Stored data:
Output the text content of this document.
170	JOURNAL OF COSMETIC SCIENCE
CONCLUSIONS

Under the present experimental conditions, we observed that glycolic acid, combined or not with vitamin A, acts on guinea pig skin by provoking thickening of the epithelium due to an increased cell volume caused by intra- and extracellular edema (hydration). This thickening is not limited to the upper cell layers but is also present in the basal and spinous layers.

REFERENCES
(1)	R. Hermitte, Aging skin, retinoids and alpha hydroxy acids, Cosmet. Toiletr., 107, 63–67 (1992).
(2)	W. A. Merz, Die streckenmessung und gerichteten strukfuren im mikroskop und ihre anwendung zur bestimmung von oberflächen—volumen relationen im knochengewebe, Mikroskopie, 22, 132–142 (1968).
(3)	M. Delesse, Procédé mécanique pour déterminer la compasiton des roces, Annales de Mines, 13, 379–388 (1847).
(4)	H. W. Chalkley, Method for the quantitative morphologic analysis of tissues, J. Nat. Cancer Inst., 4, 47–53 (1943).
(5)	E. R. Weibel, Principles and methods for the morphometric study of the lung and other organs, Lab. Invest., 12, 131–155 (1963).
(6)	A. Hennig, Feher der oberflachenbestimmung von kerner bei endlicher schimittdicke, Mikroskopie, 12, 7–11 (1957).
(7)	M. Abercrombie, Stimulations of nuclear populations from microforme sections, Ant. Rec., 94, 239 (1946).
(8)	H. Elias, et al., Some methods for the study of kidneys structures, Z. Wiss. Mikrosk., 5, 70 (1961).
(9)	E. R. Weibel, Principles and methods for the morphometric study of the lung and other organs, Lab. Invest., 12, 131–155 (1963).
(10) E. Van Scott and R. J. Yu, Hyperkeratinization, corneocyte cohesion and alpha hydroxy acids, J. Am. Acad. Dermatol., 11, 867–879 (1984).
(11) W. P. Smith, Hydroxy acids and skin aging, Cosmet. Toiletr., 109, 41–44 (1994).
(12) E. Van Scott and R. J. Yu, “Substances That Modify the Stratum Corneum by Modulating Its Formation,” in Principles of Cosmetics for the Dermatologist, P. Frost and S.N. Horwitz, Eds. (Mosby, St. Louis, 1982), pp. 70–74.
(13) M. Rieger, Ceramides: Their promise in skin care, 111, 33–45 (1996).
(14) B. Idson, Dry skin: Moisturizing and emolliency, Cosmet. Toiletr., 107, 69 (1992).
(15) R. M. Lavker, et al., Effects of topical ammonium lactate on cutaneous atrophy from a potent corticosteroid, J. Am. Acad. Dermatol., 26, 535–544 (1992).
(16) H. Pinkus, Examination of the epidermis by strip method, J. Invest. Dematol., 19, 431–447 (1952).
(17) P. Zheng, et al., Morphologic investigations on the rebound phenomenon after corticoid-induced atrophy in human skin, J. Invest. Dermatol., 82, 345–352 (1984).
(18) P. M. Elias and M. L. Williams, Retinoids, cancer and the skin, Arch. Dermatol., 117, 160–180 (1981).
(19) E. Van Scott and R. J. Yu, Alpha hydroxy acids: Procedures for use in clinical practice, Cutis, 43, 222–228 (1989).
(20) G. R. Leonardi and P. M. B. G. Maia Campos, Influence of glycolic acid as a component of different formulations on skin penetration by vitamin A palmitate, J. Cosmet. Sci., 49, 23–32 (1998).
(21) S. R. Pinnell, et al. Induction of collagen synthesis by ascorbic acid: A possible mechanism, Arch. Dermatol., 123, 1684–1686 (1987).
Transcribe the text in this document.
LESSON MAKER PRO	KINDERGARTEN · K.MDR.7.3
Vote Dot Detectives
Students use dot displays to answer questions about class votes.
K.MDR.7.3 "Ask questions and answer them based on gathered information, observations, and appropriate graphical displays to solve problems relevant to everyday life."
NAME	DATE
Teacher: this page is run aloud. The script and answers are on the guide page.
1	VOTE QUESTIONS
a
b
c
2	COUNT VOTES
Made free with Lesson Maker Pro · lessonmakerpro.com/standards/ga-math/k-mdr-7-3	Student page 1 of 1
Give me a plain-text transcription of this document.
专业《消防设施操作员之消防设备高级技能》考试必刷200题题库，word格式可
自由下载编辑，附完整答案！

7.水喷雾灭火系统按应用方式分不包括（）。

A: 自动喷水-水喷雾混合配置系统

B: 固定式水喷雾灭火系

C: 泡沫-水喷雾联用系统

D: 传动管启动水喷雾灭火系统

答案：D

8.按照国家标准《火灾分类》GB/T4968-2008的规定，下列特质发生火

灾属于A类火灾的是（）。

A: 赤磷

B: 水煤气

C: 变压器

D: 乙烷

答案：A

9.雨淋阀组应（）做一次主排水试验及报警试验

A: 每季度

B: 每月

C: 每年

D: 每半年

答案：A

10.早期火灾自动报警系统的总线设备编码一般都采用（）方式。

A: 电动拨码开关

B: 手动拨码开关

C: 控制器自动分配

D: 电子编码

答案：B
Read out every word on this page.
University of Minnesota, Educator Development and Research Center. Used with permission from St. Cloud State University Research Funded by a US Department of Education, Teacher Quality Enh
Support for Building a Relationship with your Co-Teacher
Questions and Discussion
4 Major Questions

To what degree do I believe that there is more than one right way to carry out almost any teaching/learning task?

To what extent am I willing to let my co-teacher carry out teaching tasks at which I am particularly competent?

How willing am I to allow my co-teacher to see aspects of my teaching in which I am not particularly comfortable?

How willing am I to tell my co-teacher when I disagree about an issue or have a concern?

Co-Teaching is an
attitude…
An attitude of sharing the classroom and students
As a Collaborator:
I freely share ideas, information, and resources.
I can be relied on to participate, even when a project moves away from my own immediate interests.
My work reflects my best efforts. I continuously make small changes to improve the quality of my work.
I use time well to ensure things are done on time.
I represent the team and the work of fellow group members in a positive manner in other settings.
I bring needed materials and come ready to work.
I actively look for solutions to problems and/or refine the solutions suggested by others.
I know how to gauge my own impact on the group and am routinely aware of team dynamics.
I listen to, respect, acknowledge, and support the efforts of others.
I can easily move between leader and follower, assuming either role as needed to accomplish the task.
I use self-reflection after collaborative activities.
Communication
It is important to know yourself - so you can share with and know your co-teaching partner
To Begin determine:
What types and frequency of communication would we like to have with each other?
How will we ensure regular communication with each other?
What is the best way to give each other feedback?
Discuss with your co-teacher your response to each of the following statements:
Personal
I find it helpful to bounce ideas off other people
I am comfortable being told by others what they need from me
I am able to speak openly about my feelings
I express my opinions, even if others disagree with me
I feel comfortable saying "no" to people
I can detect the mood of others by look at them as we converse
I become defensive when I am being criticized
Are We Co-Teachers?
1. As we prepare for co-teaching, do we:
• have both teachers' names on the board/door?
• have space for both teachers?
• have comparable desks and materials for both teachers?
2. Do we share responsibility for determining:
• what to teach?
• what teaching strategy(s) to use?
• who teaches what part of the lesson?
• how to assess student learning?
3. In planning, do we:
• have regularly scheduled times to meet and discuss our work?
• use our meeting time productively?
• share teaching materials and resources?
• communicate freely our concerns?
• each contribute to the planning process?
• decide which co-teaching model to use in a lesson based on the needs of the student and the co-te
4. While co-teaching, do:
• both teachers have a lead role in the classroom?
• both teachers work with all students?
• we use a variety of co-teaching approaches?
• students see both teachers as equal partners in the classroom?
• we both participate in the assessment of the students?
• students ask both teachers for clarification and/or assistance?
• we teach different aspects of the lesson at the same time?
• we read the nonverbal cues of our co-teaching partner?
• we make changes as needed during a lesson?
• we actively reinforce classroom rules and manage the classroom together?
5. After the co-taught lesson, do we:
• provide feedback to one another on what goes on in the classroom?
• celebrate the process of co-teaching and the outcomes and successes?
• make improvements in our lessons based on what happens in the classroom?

**Task details:** Quote the material exactly, leaving nothing out.

**Finished answer:**
Output the text content of this document.
170	JOURNAL OF COSMETIC SCIENCE
CONCLUSIONS

Under the present experimental conditions, we observed that glycolic acid, combined or not with vitamin A, acts on guinea pig skin by provoking thickening of the epithelium due to an increased cell volume caused by intra- and extracellular edema (hydration). This thickening is not limited to the upper cell layers but is also present in the basal and spinous layers.

REFERENCES
(1)	R. Hermitte, Aging skin, retinoids and alpha hydroxy acids, Cosmet. Toiletr., 107, 63–67 (1992).
(2)	W. A. Merz, Die streckenmessung und gerichteten strukfuren im mikroskop und ihre anwendung zur bestimmung von oberflächen—volumen relationen im knochengewebe, Mikroskopie, 22, 132–142 (1968).
(3)	M. Delesse, Procédé mécanique pour déterminer la compasiton des roces, Annales de Mines, 13, 379–388 (1847).
(4)	H. W. Chalkley, Method for the quantitative morphologic analysis of tissues, J. Nat. Cancer Inst., 4, 47–53 (1943).
(5)	E. R. Weibel, Principles and methods for the morphometric study of the lung and other organs, Lab. Invest., 12, 131–155 (1963).
(6)	A. Hennig, Feher der oberflachenbestimmung von kerner bei endlicher schimittdicke, Mikroskopie, 12, 7–11 (1957).
(7)	M. Abercrombie, Stimulations of nuclear populations from microforme sections, Ant. Rec., 94, 239 (1946).
(8)	H. Elias, et al., Some methods for the study of kidneys structures, Z. Wiss. Mikrosk., 5, 70 (1961).
(9)	E. R. Weibel, Principles and methods for the morphometric study of the lung and other organs, Lab. Invest., 12, 131–155 (1963).
(10) E. Van Scott and R. J. Yu, Hyperkeratinization, corneocyte cohesion and alpha hydroxy acids, J. Am. Acad. Dermatol., 11, 867–879 (1984).
(11) W. P. Smith, Hydroxy acids and skin aging, Cosmet. Toiletr., 109, 41–44 (1994).
(12) E. Van Scott and R. J. Yu, “Substances That Modify the Stratum Corneum by Modulating Its Formation,” in Principles of Cosmetics for the Dermatologist, P. Frost and S.N. Horwitz, Eds. (Mosby, St. Louis, 1982), pp. 70–74.
(13) M. Rieger, Ceramides: Their promise in skin care, 111, 33–45 (1996).
(14) B. Idson, Dry skin: Moisturizing and emolliency, Cosmet. Toiletr., 107, 69 (1992).
(15) R. M. Lavker, et al., Effects of topical ammonium lactate on cutaneous atrophy from a potent corticosteroid, J. Am. Acad. Dermatol., 26, 535–544 (1992).
(16) H. Pinkus, Examination of the epidermis by strip method, J. Invest. Dematol., 19, 431–447 (1952).
(17) P. Zheng, et al., Morphologic investigations on the rebound phenomenon after corticoid-induced atrophy in human skin, J. Invest. Dermatol., 82, 345–352 (1984).
(18) P. M. Elias and M. L. Williams, Retinoids, cancer and the skin, Arch. Dermatol., 117, 160–180 (1981).
(19) E. Van Scott and R. J. Yu, Alpha hydroxy acids: Procedures for use in clinical practice, Cutis, 43, 222–228 (1989).
(20) G. R. Leonardi and P. M. B. G. Maia Campos, Influence of glycolic acid as a component of different formulations on skin penetration by vitamin A palmitate, J. Cosmet. Sci., 49, 23–32 (1998).
(21) S. R. Pinnell, et al. Induction of collagen synthesis by ascorbic acid: A possible mechanism, Arch. Dermatol., 123, 1684–1686 (1987).
Transcribe the text in this document.
LESSON MAKER PRO	KINDERGARTEN · K.MDR.7.3
Vote Dot Detectives
Students use dot displays to answer questions about class votes.
K.MDR.7.3 "Ask questions and answer them based on gathered information, observations, and appropriate graphical displays to solve problems relevant to everyday life."
NAME	DATE
Teacher: this page is run aloud. The script and answers are on the guide page.
1	VOTE QUESTIONS
a
b
c
2	COUNT VOTES
Made free with Lesson Maker Pro · lessonmakerpro.com/standards/ga-math/k-mdr-7-3	Student page 1 of 1
Give me a plain-text transcription of this document.
专业《消防设施操作员之消防设备高级技能》考试必刷200题题库，word格式可
自由下载编辑，附完整答案！

7.水喷雾灭火系统按应用方式分不包括（）。

A: 自动喷水-水喷雾混合配置系统

B: 固定式水喷雾灭火系

C: 泡沫-水喷雾联用系统

D: 传动管启动水喷雾灭火系统

答案：D

8.按照国家标准《火灾分类》GB/T4968-2008的规定，下列特质发生火

灾属于A类火灾的是（）。

A: 赤磷

B: 水煤气

C: 变压器

D: 乙烷

答案：A

9.雨淋阀组应（）做一次主排水试验及报警试验

A: 每季度

B: 每月

C: 每年

D: 每半年

答案：A

10.早期火灾自动报警系统的总线设备编码一般都采用（）方式。

A: 电动拨码开关

B: 手动拨码开关

C: 控制器自动分配

D: 电子编码

答案：B
Read out every word on this page.
University of Minnesota, Educator Development and Research Center. Used with permission from St. Cloud State University Research Funded by a US Department of Education, Teacher Quality Enh
Support for Building a Relationship with your Co-Teacher
Questions and Discussion
4 Major Questions

To what degree do I believe that there is more than one right way to carry out almost any teaching/learning task?

To what extent am I willing to let my co-teacher carry out teaching tasks at which I am particularly competent?

How willing am I to allow my co-teacher to see aspects of my teaching in which I am not particularly comfortable?

How willing am I to tell my co-teacher when I disagree about an issue or have a concern?

Co-Teaching is an
attitude…
An attitude of sharing the classroom and students
As a Collaborator:
I freely share ideas, information, and resources.
I can be relied on to participate, even when a project moves away from my own immediate interests.
My work reflects my best efforts. I continuously make small changes to improve the quality of my work.
I use time well to ensure things are done on time.
I represent the team and the work of fellow group members in a positive manner in other settings.
I bring needed materials and come ready to work.
I actively look for solutions to problems and/or refine the solutions suggested by others.
I know how to gauge my own impact on the group and am routinely aware of team dynamics.
I listen to, respect, acknowledge, and support the efforts of others.
I can easily move between leader and follower, assuming either role as needed to accomplish the task.
I use self-reflection after collaborative activities.
Communication
It is important to know yourself - so you can share with and know your co-teaching partner
To Begin determine:
What types and frequency of communication would we like to have with each other?
How will we ensure regular communication with each other?
What is the best way to give each other feedback?
Discuss with your co-teacher your response to each of the following statements:
Personal
I find it helpful to bounce ideas off other people
I am comfortable being told by others what they need from me
I am able to speak openly about my feelings
I express my opinions, even if others disagree with me
I feel comfortable saying "no" to people
I can detect the mood of others by look at them as we converse
I become defensive when I am being criticized
Are We Co-Teachers?
1. As we prepare for co-teaching, do we:
• have both teachers' names on the board/door?
• have space for both teachers?
• have comparable desks and materials for both teachers?
2. Do we share responsibility for determining:
• what to teach?
• what teaching strategy(s) to use?
• who teaches what part of the lesson?
• how to assess student learning?
3. In planning, do we:
• have regularly scheduled times to meet and discuss our work?
• use our meeting time productively?
• share teaching materials and resources?
• communicate freely our concerns?
• each contribute to the planning process?
• decide which co-teaching model to use in a lesson based on the needs of the student and the co-te
4. While co-teaching, do:
• both teachers have a lead role in the classroom?
• both teachers work with all students?
• we use a variety of co-teaching approaches?
• students see both teachers as equal partners in the classroom?
• we both participate in the assessment of the students?
• students ask both teachers for clarification and/or assistance?
• we teach different aspects of the lesson at the same time?
• we read the nonverbal cues of our co-teaching partner?
• we make changes as needed during a lesson?
• we actively reinforce classroom rules and manage the classroom together?
5. After the co-taught lesson, do we:
• provide feedback to one another on what goes on in the classroom?
• celebrate the process of co-teaching and the outcomes and successes?
• make improvements in our lessons based on what happens in the classroom?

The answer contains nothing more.